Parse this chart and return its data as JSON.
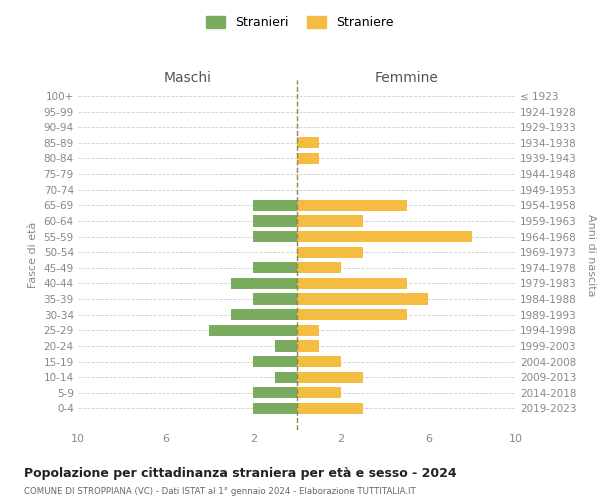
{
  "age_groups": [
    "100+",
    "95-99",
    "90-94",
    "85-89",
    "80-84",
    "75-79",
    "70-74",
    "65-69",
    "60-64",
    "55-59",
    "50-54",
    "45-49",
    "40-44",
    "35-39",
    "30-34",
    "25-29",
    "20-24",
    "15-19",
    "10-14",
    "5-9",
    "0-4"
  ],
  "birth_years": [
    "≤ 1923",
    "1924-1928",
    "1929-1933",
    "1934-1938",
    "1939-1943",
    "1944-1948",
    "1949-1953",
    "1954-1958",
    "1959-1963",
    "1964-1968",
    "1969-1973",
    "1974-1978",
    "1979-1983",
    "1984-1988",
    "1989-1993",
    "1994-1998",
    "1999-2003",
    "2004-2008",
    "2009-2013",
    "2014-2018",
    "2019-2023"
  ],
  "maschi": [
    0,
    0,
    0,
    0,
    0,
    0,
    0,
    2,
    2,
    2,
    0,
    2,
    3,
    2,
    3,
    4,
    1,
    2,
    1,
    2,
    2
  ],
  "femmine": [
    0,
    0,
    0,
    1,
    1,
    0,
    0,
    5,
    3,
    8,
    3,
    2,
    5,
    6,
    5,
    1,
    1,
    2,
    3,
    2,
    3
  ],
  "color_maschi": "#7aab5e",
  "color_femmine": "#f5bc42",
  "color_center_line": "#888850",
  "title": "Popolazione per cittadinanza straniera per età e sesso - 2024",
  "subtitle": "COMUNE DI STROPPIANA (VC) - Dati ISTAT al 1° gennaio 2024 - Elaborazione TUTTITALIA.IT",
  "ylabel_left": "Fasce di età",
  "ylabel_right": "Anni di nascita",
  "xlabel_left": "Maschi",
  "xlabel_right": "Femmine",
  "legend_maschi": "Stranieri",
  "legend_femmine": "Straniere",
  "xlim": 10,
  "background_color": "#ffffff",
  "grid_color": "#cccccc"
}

...

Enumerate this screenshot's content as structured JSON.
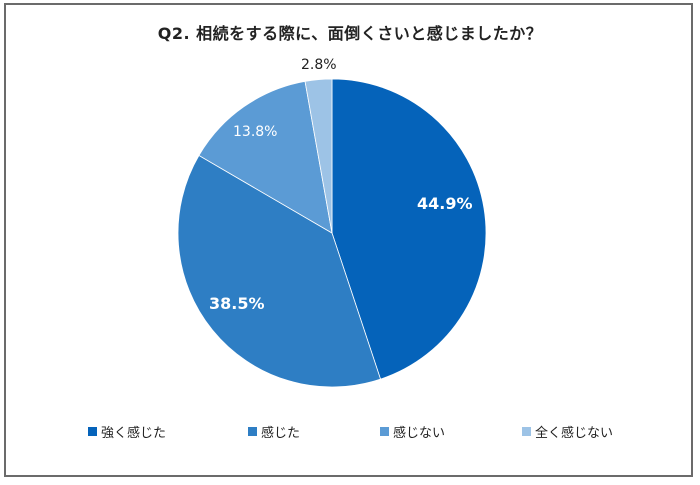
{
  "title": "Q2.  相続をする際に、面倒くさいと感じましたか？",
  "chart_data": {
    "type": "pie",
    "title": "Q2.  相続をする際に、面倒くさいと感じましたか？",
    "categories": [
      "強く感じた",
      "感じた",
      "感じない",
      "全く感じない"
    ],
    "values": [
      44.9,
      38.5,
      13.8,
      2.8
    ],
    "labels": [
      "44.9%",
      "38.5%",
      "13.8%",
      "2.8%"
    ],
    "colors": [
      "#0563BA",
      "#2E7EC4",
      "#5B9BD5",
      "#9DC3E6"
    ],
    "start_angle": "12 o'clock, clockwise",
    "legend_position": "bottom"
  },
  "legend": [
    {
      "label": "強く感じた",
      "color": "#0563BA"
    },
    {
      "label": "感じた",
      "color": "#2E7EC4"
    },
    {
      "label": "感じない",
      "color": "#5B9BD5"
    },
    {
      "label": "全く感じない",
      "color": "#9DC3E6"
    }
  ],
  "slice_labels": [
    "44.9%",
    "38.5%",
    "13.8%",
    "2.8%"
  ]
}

**AIM OF THE EXERCISE:** Which lines in the records above contain the string "面倒くさいと感じましたか"? Copy each one.

**WRITTEN REPLY:**
  "title": "Q2.  相続をする際に、面倒くさいと感じましたか？",
    "title": "Q2.  相続をする際に、面倒くさいと感じましたか？",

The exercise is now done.